* Task prompt
Copy each line that contains the word "their".

++++++++++

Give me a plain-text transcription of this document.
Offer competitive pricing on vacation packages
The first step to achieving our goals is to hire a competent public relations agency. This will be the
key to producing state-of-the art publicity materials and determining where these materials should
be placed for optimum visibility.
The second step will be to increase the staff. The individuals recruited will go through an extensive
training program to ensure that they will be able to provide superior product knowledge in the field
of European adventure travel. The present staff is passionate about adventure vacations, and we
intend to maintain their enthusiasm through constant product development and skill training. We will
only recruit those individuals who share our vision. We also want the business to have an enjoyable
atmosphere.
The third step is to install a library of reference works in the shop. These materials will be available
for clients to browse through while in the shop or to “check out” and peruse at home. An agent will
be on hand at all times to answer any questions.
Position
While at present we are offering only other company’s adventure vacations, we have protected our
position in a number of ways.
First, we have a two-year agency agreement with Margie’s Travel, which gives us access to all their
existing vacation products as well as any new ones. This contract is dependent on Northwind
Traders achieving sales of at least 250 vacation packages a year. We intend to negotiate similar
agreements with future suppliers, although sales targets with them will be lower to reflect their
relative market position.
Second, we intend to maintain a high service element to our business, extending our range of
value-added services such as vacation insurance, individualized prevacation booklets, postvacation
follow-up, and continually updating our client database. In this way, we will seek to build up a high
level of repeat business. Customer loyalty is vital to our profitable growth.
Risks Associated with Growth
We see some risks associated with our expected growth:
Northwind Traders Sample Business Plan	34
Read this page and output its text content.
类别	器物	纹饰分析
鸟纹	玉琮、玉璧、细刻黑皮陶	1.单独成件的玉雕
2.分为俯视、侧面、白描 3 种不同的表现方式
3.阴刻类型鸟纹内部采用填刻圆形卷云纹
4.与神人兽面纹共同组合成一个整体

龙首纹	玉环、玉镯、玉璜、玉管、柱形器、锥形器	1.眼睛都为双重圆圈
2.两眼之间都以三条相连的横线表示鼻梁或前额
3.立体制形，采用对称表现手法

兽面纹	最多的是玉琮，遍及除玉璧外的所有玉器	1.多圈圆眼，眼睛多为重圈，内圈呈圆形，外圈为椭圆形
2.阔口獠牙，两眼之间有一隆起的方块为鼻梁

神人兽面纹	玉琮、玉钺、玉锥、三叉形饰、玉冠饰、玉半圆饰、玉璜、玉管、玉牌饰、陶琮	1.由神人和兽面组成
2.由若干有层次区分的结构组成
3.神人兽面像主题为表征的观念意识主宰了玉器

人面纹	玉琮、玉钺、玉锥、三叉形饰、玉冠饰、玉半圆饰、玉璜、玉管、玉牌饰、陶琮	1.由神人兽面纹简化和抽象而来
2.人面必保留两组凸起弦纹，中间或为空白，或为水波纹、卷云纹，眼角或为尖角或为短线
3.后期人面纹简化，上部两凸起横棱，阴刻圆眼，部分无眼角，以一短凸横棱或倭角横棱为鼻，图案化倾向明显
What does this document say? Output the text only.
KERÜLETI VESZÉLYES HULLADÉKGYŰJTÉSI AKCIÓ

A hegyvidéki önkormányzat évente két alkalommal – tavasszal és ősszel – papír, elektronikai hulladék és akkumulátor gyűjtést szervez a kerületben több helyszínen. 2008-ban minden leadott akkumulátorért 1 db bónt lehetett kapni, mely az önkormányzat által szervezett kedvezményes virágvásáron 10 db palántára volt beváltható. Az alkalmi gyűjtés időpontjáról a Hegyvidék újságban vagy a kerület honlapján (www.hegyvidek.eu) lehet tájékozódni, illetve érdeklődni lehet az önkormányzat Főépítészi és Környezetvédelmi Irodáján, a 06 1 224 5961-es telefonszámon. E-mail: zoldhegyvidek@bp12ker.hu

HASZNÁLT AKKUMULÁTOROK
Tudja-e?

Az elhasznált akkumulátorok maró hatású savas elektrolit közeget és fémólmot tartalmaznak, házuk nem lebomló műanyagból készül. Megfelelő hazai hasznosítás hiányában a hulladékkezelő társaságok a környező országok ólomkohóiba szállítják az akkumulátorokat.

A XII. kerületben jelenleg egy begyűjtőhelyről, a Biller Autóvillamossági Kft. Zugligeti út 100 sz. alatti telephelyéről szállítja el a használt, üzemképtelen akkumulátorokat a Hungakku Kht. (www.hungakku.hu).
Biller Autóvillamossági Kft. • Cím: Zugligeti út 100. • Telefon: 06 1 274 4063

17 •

++++++++++

* Task response
intend to maintain their enthusiasm through constant product development and skill training. We will
First, we have a two-year agency agreement with Margie’s Travel, which gives us access to all their
agreements with future suppliers, although sales targets with them will be lower to reflect their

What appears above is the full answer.